## Start

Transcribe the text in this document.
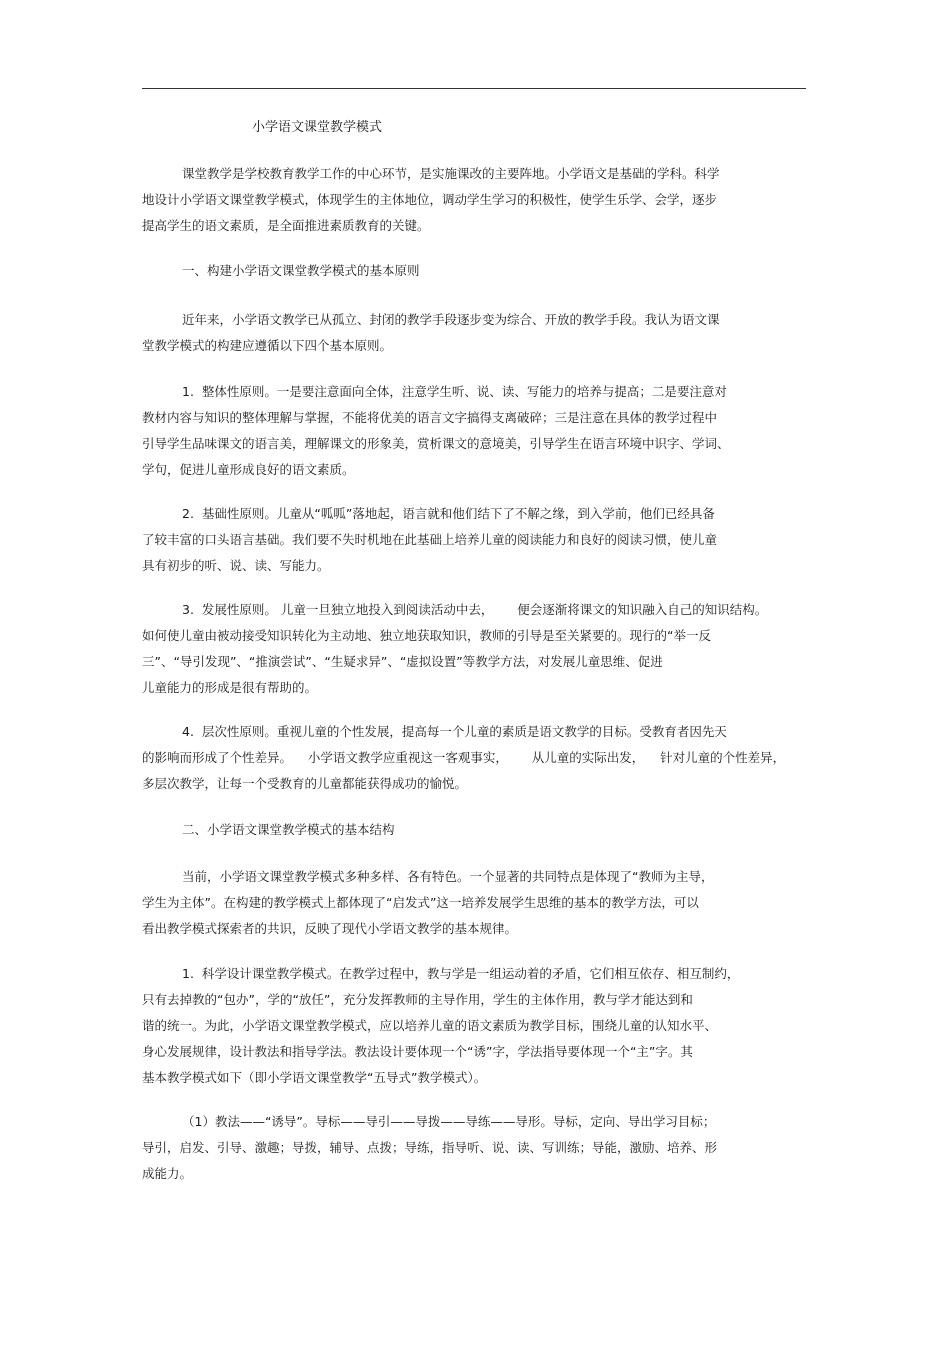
小学语文课堂教学模式
课堂教学是学校教育教学工作的中心环节，是实施课改的主要阵地。小学语文是基础的学科。科学
地设计小学语文课堂教学模式，体现学生的主体地位，调动学生学习的积极性，使学生乐学、会学，逐步
提高学生的语文素质，是全面推进素质教育的关键。
一、构建小学语文课堂教学模式的基本原则
近年来，小学语文教学已从孤立、封闭的教学手段逐步变为综合、开放的教学手段。我认为语文课
堂教学模式的构建应遵循以下四个基本原则。
1.  整体性原则。一是要注意面向全体，注意学生听、说、读、写能力的培养与提高；二是要注意对
教材内容与知识的整体理解与掌握，不能将优美的语言文字搞得支离破碎；三是注意在具体的教学过程中
引导学生品味课文的语言美，理解课文的形象美，赏析课文的意境美，引导学生在语言环境中识字、学词、
学句，促进儿童形成良好的语文素质。
2.  基础性原则。儿童从“呱呱”落地起，语言就和他们结下了不解之缘，到入学前，他们已经具备
了较丰富的口头语言基础。我们要不失时机地在此基础上培养儿童的阅读能力和良好的阅读习惯，使儿童
具有初步的听、说、读、写能力。
3.  发展性原则。 儿童一旦独立地投入到阅读活动中去，      便会逐渐将课文的知识融入自己的知识结构。
如何使儿童由被动接受知识转化为主动地、独立地获取知识，教师的引导是至关紧要的。现行的“举一反
三”、“导引发现”、“推演尝试”、“生疑求异”、“虚拟设置”等教学方法，对发展儿童思维、促进
儿童能力的形成是很有帮助的。
4.  层次性原则。重视儿童的个性发展，提高每一个儿童的素质是语文教学的目标。受教育者因先天
的影响而形成了个性差异。    小学语文教学应重视这一客观事实，      从儿童的实际出发，    针对儿童的个性差异，
多层次教学，让每一个受教育的儿童都能获得成功的愉悦。
二、小学语文课堂教学模式的基本结构
当前，小学语文课堂教学模式多种多样、各有特色。一个显著的共同特点是体现了“教师为主导，
学生为主体”。在构建的教学模式上都体现了“启发式”这一培养发展学生思维的基本的教学方法，可以
看出教学模式探索者的共识，反映了现代小学语文教学的基本规律。
1.  科学设计课堂教学模式。在教学过程中，教与学是一组运动着的矛盾，它们相互依存、相互制约，
只有去掉教的“包办”，学的“放任”，充分发挥教师的主导作用，学生的主体作用，教与学才能达到和
谐的统一。为此，小学语文课堂教学模式，应以培养儿童的语文素质为教学目标，围绕儿童的认知水平、
身心发展规律，设计教法和指导学法。教法设计要体现一个“诱”字，学法指导要体现一个“主”字。其
基本教学模式如下（即小学语文课堂教学“五导式”教学模式）。
（1）教法——“诱导”。导标——导引——导拨——导练——导形。导标，定向、导出学习目标；
导引，启发、引导、激趣；导拨，辅导、点拨；导练，指导听、说、读、写训练；导能，激励、培养、形
成能力。
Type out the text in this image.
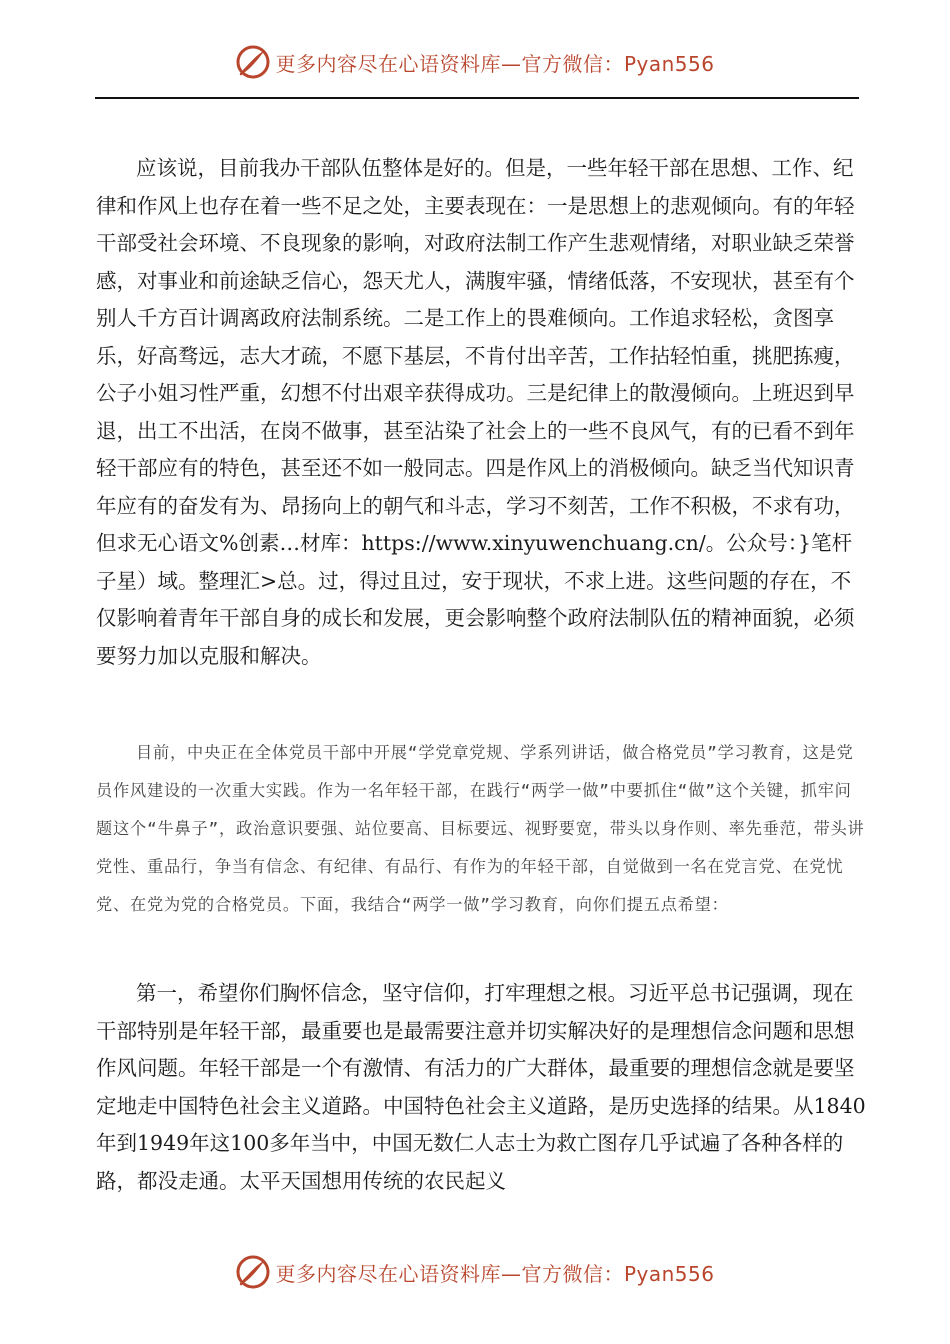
更多内容尽在心语资料库—官方微信：Pyan556

应该说，目前我办干部队伍整体是好的。但是，一些年轻干部在思想、工作、纪律和作风上也存在着一些不足之处，主要表现在：一是思想上的悲观倾向。有的年轻干部受社会环境、不良现象的影响，对政府法制工作产生悲观情绪，对职业缺乏荣誉感，对事业和前途缺乏信心，怨天尤人，满腹牢骚，情绪低落，不安现状，甚至有个别人千方百计调离政府法制系统。二是工作上的畏难倾向。工作追求轻松，贪图享乐，好高骛远，志大才疏，不愿下基层，不肯付出辛苦，工作拈轻怕重，挑肥拣瘦，公子小姐习性严重，幻想不付出艰辛获得成功。三是纪律上的散漫倾向。上班迟到早退，出工不出活，在岗不做事，甚至沾染了社会上的一些不良风气，有的已看不到年轻干部应有的特色，甚至还不如一般同志。四是作风上的消极倾向。缺乏当代知识青年应有的奋发有为、昂扬向上的朝气和斗志，学习不刻苦，工作不积极，不求有功，但求无心语文%创素…材库：https://www.xinyuwenchuang.cn/。公众号：}笔杆子星）域。整理汇>总。过，得过且过，安于现状，不求上进。这些问题的存在，不仅影响着青年干部自身的成长和发展，更会影响整个政府法制队伍的精神面貌，必须要努力加以克服和解决。

目前，中央正在全体党员干部中开展“学党章党规、学系列讲话，做合格党员”学习教育，这是党员作风建设的一次重大实践。作为一名年轻干部，在践行“两学一做”中要抓住“做”这个关键，抓牢问题这个“牛鼻子”，政治意识要强、站位要高、目标要远、视野要宽，带头以身作则、率先垂范，带头讲党性、重品行，争当有信念、有纪律、有品行、有作为的年轻干部，自觉做到一名在党言党、在党忧党、在党为党的合格党员。下面，我结合“两学一做”学习教育，向你们提五点希望：

第一，希望你们胸怀信念，坚守信仰，打牢理想之根。习近平总书记强调，现在干部特别是年轻干部，最重要也是最需要注意并切实解决好的是理想信念问题和思想作风问题。年轻干部是一个有激情、有活力的广大群体，最重要的理想信念就是要坚定地走中国特色社会主义道路。中国特色社会主义道路，是历史选择的结果。从1840年到1949年这100多年当中，中国无数仁人志士为救亡图存几乎试遍了各种各样的路，都没走通。太平天国想用传统的农民起义

更多内容尽在心语资料库—官方微信：Pyan556
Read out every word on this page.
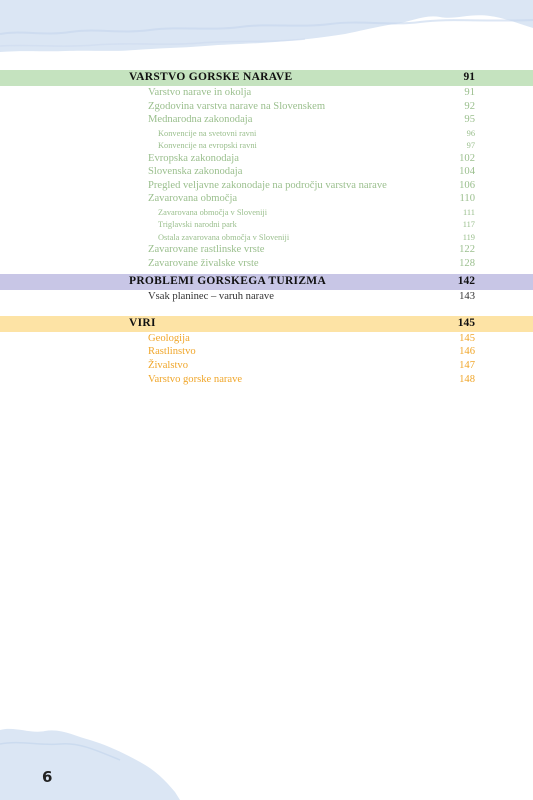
VARSTVO GORSKE NARAVE	91
Varstvo narave in okolja	91
Zgodovina varstva narave na Slovenskem	92
Mednarodna zakonodaja	95
Konvencije na svetovni ravni	96
Konvencije na evropski ravni	97
Evropska zakonodaja	102
Slovenska zakonodaja	104
Pregled veljavne zakonodaje na področju varstva narave	106
Zavarovana območja	110
Zavarovana območja v Sloveniji	111
Triglavski narodni park	117
Ostala zavarovana območja v Sloveniji	119
Zavarovane rastlinske vrste	122
Zavarovane živalske vrste	128
PROBLEMI GORSKEGA TURIZMA	142
Vsak planinec – varuh narave	143
VIRI	145
Geologija	145
Rastlinstvo	146
Živalstvo	147
Varstvo gorske narave	148
6
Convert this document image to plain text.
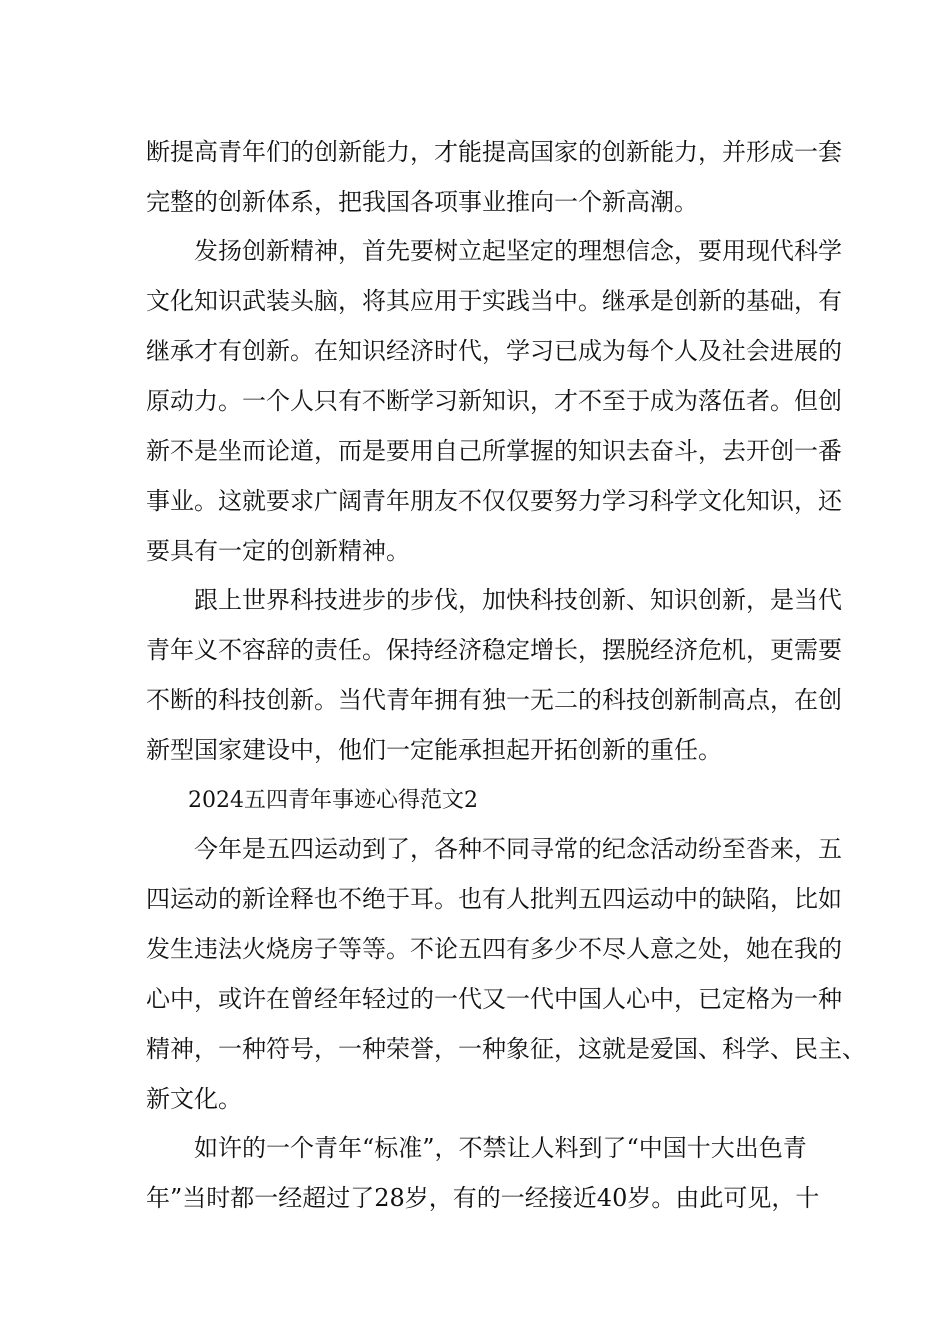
断提高青年们的创新能力，才能提高国家的创新能力，并形成一套

完整的创新体系，把我国各项事业推向一个新高潮。

发扬创新精神，首先要树立起坚定的理想信念，要用现代科学

文化知识武装头脑，将其应用于实践当中。继承是创新的基础，有

继承才有创新。在知识经济时代，学习已成为每个人及社会进展的

原动力。一个人只有不断学习新知识，才不至于成为落伍者。但创

新不是坐而论道，而是要用自己所掌握的知识去奋斗，去开创一番

事业。这就要求广阔青年朋友不仅仅要努力学习科学文化知识，还

要具有一定的创新精神。

跟上世界科技进步的步伐，加快科技创新、知识创新，是当代

青年义不容辞的责任。保持经济稳定增长，摆脱经济危机，更需要

不断的科技创新。当代青年拥有独一无二的科技创新制高点，在创

新型国家建设中，他们一定能承担起开拓创新的重任。

2024五四青年事迹心得范文2

今年是五四运动到了，各种不同寻常的纪念活动纷至沓来，五

四运动的新诠释也不绝于耳。也有人批判五四运动中的缺陷，比如

发生违法火烧房子等等。不论五四有多少不尽人意之处，她在我的

心中，或许在曾经年轻过的一代又一代中国人心中，已定格为一种

精神，一种符号，一种荣誉，一种象征，这就是爱国、科学、民主、

新文化。

如许的一个青年“标准”，不禁让人料到了“中国十大出色青

年”当时都一经超过了28岁，有的一经接近40岁。由此可见，十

## End

Without the pictures, return the entries exactly as they appear.

Transcribe the text in this document.
小学语文课堂教学模式
课堂教学是学校教育教学工作的中心环节，是实施课改的主要阵地。小学语文是基础的学科。科学
地设计小学语文课堂教学模式，体现学生的主体地位，调动学生学习的积极性，使学生乐学、会学，逐步
提高学生的语文素质，是全面推进素质教育的关键。
一、构建小学语文课堂教学模式的基本原则
近年来，小学语文教学已从孤立、封闭的教学手段逐步变为综合、开放的教学手段。我认为语文课
堂教学模式的构建应遵循以下四个基本原则。
1.  整体性原则。一是要注意面向全体，注意学生听、说、读、写能力的培养与提高；二是要注意对
教材内容与知识的整体理解与掌握，不能将优美的语言文字搞得支离破碎；三是注意在具体的教学过程中
引导学生品味课文的语言美，理解课文的形象美，赏析课文的意境美，引导学生在语言环境中识字、学词、
学句，促进儿童形成良好的语文素质。
2.  基础性原则。儿童从“呱呱”落地起，语言就和他们结下了不解之缘，到入学前，他们已经具备
了较丰富的口头语言基础。我们要不失时机地在此基础上培养儿童的阅读能力和良好的阅读习惯，使儿童
具有初步的听、说、读、写能力。
3.  发展性原则。 儿童一旦独立地投入到阅读活动中去，      便会逐渐将课文的知识融入自己的知识结构。
如何使儿童由被动接受知识转化为主动地、独立地获取知识，教师的引导是至关紧要的。现行的“举一反
三”、“导引发现”、“推演尝试”、“生疑求异”、“虚拟设置”等教学方法，对发展儿童思维、促进
儿童能力的形成是很有帮助的。
4.  层次性原则。重视儿童的个性发展，提高每一个儿童的素质是语文教学的目标。受教育者因先天
的影响而形成了个性差异。    小学语文教学应重视这一客观事实，      从儿童的实际出发，    针对儿童的个性差异，
多层次教学，让每一个受教育的儿童都能获得成功的愉悦。
二、小学语文课堂教学模式的基本结构
当前，小学语文课堂教学模式多种多样、各有特色。一个显著的共同特点是体现了“教师为主导，
学生为主体”。在构建的教学模式上都体现了“启发式”这一培养发展学生思维的基本的教学方法，可以
看出教学模式探索者的共识，反映了现代小学语文教学的基本规律。
1.  科学设计课堂教学模式。在教学过程中，教与学是一组运动着的矛盾，它们相互依存、相互制约，
只有去掉教的“包办”，学的“放任”，充分发挥教师的主导作用，学生的主体作用，教与学才能达到和
谐的统一。为此，小学语文课堂教学模式，应以培养儿童的语文素质为教学目标，围绕儿童的认知水平、
身心发展规律，设计教法和指导学法。教法设计要体现一个“诱”字，学法指导要体现一个“主”字。其
基本教学模式如下（即小学语文课堂教学“五导式”教学模式）。
（1）教法——“诱导”。导标——导引——导拨——导练——导形。导标，定向、导出学习目标；
导引，启发、引导、激趣；导拨，辅导、点拨；导练，指导听、说、读、写训练；导能，激励、培养、形
成能力。
Type out the text in this image.
更多内容尽在心语资料库—官方微信：Pyan556

应该说，目前我办干部队伍整体是好的。但是，一些年轻干部在思想、工作、纪律和作风上也存在着一些不足之处，主要表现在：一是思想上的悲观倾向。有的年轻干部受社会环境、不良现象的影响，对政府法制工作产生悲观情绪，对职业缺乏荣誉感，对事业和前途缺乏信心，怨天尤人，满腹牢骚，情绪低落，不安现状，甚至有个别人千方百计调离政府法制系统。二是工作上的畏难倾向。工作追求轻松，贪图享乐，好高骛远，志大才疏，不愿下基层，不肯付出辛苦，工作拈轻怕重，挑肥拣瘦，公子小姐习性严重，幻想不付出艰辛获得成功。三是纪律上的散漫倾向。上班迟到早退，出工不出活，在岗不做事，甚至沾染了社会上的一些不良风气，有的已看不到年轻干部应有的特色，甚至还不如一般同志。四是作风上的消极倾向。缺乏当代知识青年应有的奋发有为、昂扬向上的朝气和斗志，学习不刻苦，工作不积极，不求有功，但求无心语文%创素…材库：https://www.xinyuwenchuang.cn/。公众号：}笔杆子星）域。整理汇>总。过，得过且过，安于现状，不求上进。这些问题的存在，不仅影响着青年干部自身的成长和发展，更会影响整个政府法制队伍的精神面貌，必须要努力加以克服和解决。

目前，中央正在全体党员干部中开展“学党章党规、学系列讲话，做合格党员”学习教育，这是党员作风建设的一次重大实践。作为一名年轻干部，在践行“两学一做”中要抓住“做”这个关键，抓牢问题这个“牛鼻子”，政治意识要强、站位要高、目标要远、视野要宽，带头以身作则、率先垂范，带头讲党性、重品行，争当有信念、有纪律、有品行、有作为的年轻干部，自觉做到一名在党言党、在党忧党、在党为党的合格党员。下面，我结合“两学一做”学习教育，向你们提五点希望：

第一，希望你们胸怀信念，坚守信仰，打牢理想之根。习近平总书记强调，现在干部特别是年轻干部，最重要也是最需要注意并切实解决好的是理想信念问题和思想作风问题。年轻干部是一个有激情、有活力的广大群体，最重要的理想信念就是要坚定地走中国特色社会主义道路。中国特色社会主义道路，是历史选择的结果。从1840年到1949年这100多年当中，中国无数仁人志士为救亡图存几乎试遍了各种各样的路，都没走通。太平天国想用传统的农民起义

更多内容尽在心语资料库—官方微信：Pyan556
Read out every word on this page.
VARSTVO GORSKE NARAVE	91
Varstvo narave in okolja	91
Zgodovina varstva narave na Slovenskem	92
Mednarodna zakonodaja	95
Konvencije na svetovni ravni	96
Konvencije na evropski ravni	97
Evropska zakonodaja	102
Slovenska zakonodaja	104
Pregled veljavne zakonodaje na področju varstva narave	106
Zavarovana območja	110
Zavarovana območja v Sloveniji	111
Triglavski narodni park	117
Ostala zavarovana območja v Sloveniji	119
Zavarovane rastlinske vrste	122
Zavarovane živalske vrste	128
PROBLEMI GORSKEGA TURIZMA	142
Vsak planinec – varuh narave	143
VIRI	145
Geologija	145
Rastlinstvo	146
Živalstvo	147
Varstvo gorske narave	148
6
Convert this document image to plain text.
断提高青年们的创新能力，才能提高国家的创新能力，并形成一套

完整的创新体系，把我国各项事业推向一个新高潮。

发扬创新精神，首先要树立起坚定的理想信念，要用现代科学

文化知识武装头脑，将其应用于实践当中。继承是创新的基础，有

继承才有创新。在知识经济时代，学习已成为每个人及社会进展的

原动力。一个人只有不断学习新知识，才不至于成为落伍者。但创

新不是坐而论道，而是要用自己所掌握的知识去奋斗，去开创一番

事业。这就要求广阔青年朋友不仅仅要努力学习科学文化知识，还

要具有一定的创新精神。

跟上世界科技进步的步伐，加快科技创新、知识创新，是当代

青年义不容辞的责任。保持经济稳定增长，摆脱经济危机，更需要

不断的科技创新。当代青年拥有独一无二的科技创新制高点，在创

新型国家建设中，他们一定能承担起开拓创新的重任。

2024五四青年事迹心得范文2

今年是五四运动到了，各种不同寻常的纪念活动纷至沓来，五

四运动的新诠释也不绝于耳。也有人批判五四运动中的缺陷，比如

发生违法火烧房子等等。不论五四有多少不尽人意之处，她在我的

心中，或许在曾经年轻过的一代又一代中国人心中，已定格为一种

精神，一种符号，一种荣誉，一种象征，这就是爱国、科学、民主、

新文化。

如许的一个青年“标准”，不禁让人料到了“中国十大出色青

年”当时都一经超过了28岁，有的一经接近40岁。由此可见，十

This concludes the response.